_STATED EXERCISE:_
Answer these questions using the essay on the Occupy movement below.
(a) Which single encampment does the writer say their own experience was limited to?
(b) What two possibilities does the writer name for the near-term future of America?
(c) In what month and year does the essay say the U.S. left "gave up the ghost"?

Twelve years ago this week, a ragtag band of anarchists from New York Street set out to occupy Wall Street, the beating heart of Global Capitalism.

This movement started strong, capturing the imagination of millions before fizzling out, leaving a bad taste in everyone’s mouth.

Because of how disappointing the movement ultimately was, many people who participated in it don’t like to talk about it. I am one of those people.

Now that it’s been 12 years, though, I think that it’s high time we did a post-mortem.

Why, you ask? Well, for one thing, because it’s the last mass movement in the U.S. that everyone can agree wasn’t a psy-op. Although this might seem unbelievable to many of you, I think that the Occupy Movement already scared the shit of the Powers That Shouldn’t Be…. for about fifteen minutes.

This makes sense when you consider the fact that many powerful U.S. think tanks were predicting widespread civil unrest following the banker bailouts of 2008. After all, many formerly-middle-class Americans were hopelessly indebted, poor, unemployed or underemployed, and precariously housed.

Soon enough, it became apparent that the Occupy movement suffered from a lack of vision, a lack of strategy, and a lack of basic political literacy.

To be fair, I can’t speak knowledgeably about Occupy in general - I can only speak about my experience, which was just with one encampment, Occupy Ottawa.

I know that other people had different experiences. Occupy Toronto is very fondly remembered by many people, and I do not mean to portray the whole Occupy movement as one big failure.

That said, as a political movement it fizzled out pretty quickly. I personally feel like there was a concerted part on the part of the U.S. national security state to disrupt the movement, using ideological subversion, weaponized rape accusations, delegitimizing narratives promoted by mainstream media, and many other tactics. This are all part of what I call the New COINTELPRO.

AN AUTOPSY OF THE OCCUPY MOVEMENT

So what went wrong? It really did seem like a window of possibility had opened up in September 2012. What could we have done differently? And how can we learn from both the successes and failures of the Occupy Movement? How can we best prepare for the next mass movement which aims to challenge the Empire on its own turf?

As I have said before, I think that there are two possibilities for the near-term future of America - Revolution or Civil War.

I also think that we need to understand that the death of the Occupy Movement was also a key moment in the slow death of the U.S. left, which suffered a debilitating stroke on 9/11 and gave up the ghost in March 2020.

Partly, my message will be directly to those who still identify as leftists. It’s time to face the truth. The U.S. Left is dead as a doorknob. If we want to organize mass movements in the New Normal, that means we’re going to have to take the whole idea of the Left-Right political divide and chuck it in the “Fuck It” bucket.

There are many different lessons I think that we can draw from Occupy. Some of the ones I can think of are unlikely to be popular. But I don’t want for this to just be about my ideas. I am hoping to inspire others to write about their experiences with Occupy. I know that Occupy meant a lot to a lot of people.

So I’m inviting everyone reading this to please get in touch if you’d like to share your experiences. Or you can just post in the comments. I can be reached at nevermorezine@gmail.com

It’s time to do a proper autopsy of the Occupy Movement..

WHEN ARE YOU GOING TO START RAMBLING ON ABOUT DAVID GRAEBER?

Chill out. I was getting to that.

As my regular readers will be aware, I’m a huge fan of David Graeber, and I believe that he was assassinated in 2020.

_RECORDS PROVIDED:_
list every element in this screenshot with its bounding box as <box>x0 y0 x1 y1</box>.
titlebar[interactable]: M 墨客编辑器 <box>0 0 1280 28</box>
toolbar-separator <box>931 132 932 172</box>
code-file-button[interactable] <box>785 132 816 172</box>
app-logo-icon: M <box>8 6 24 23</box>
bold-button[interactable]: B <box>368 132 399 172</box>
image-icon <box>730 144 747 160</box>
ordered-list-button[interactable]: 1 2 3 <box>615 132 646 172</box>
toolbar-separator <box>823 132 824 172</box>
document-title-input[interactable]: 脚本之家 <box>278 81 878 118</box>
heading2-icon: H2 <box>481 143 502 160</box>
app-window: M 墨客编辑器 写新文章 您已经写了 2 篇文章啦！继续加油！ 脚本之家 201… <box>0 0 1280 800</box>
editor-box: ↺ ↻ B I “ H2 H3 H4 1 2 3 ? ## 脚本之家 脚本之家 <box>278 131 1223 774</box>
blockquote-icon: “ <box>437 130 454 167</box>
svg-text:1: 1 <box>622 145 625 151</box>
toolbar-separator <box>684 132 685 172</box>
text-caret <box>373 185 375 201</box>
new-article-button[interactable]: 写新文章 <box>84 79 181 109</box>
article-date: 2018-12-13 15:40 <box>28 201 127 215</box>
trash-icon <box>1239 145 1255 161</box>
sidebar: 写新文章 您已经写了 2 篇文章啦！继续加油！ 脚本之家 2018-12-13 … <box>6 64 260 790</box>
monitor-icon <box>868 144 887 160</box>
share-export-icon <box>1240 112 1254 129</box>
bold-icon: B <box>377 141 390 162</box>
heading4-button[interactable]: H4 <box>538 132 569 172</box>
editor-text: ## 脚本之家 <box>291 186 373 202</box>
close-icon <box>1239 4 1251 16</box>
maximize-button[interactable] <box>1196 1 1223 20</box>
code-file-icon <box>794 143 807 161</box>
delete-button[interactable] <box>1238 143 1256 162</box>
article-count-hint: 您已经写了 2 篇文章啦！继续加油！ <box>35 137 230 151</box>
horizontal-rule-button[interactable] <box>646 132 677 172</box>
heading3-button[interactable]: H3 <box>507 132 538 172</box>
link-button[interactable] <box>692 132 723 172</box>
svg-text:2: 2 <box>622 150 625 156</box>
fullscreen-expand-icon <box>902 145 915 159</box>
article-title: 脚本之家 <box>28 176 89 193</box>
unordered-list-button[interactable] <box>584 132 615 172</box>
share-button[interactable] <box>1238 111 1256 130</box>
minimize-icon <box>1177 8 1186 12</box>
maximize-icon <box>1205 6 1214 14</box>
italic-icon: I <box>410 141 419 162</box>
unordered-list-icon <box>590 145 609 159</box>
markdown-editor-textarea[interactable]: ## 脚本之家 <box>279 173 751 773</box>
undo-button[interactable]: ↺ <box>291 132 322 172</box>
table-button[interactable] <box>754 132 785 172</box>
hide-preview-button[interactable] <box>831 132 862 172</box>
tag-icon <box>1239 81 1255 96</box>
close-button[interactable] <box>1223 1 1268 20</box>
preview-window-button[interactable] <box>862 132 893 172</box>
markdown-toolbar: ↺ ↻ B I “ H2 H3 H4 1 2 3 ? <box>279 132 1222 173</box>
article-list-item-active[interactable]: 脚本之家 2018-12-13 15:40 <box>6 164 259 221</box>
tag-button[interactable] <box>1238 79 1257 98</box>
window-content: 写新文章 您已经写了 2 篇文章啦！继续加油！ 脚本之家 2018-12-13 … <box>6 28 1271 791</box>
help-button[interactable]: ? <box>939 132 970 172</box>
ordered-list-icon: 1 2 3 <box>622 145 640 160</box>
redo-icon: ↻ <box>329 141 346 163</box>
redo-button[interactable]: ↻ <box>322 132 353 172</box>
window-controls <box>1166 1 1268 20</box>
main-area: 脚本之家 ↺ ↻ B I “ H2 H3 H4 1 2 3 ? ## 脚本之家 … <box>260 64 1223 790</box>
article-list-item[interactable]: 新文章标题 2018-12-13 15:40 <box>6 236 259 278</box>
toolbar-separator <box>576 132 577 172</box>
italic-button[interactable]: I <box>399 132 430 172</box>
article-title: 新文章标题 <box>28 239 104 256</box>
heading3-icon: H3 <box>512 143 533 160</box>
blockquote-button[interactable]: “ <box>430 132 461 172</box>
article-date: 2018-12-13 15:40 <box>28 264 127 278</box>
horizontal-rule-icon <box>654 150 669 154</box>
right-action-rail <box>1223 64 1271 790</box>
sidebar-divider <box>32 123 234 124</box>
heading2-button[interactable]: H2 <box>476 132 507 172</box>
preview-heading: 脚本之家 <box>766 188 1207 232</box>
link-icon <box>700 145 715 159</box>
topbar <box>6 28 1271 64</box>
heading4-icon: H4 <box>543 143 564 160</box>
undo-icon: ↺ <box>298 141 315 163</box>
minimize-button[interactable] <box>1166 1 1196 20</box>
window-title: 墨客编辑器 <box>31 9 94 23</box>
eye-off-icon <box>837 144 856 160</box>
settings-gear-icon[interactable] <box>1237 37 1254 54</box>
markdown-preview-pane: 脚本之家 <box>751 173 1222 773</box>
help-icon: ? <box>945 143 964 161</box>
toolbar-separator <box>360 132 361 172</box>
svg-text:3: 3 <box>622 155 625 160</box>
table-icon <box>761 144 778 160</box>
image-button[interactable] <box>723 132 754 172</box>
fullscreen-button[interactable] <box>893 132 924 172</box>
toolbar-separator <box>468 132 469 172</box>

_FULL SOLUTION:_
(a) Occupy Ottawa
(b) Revolution or Civil War
(c) March 2020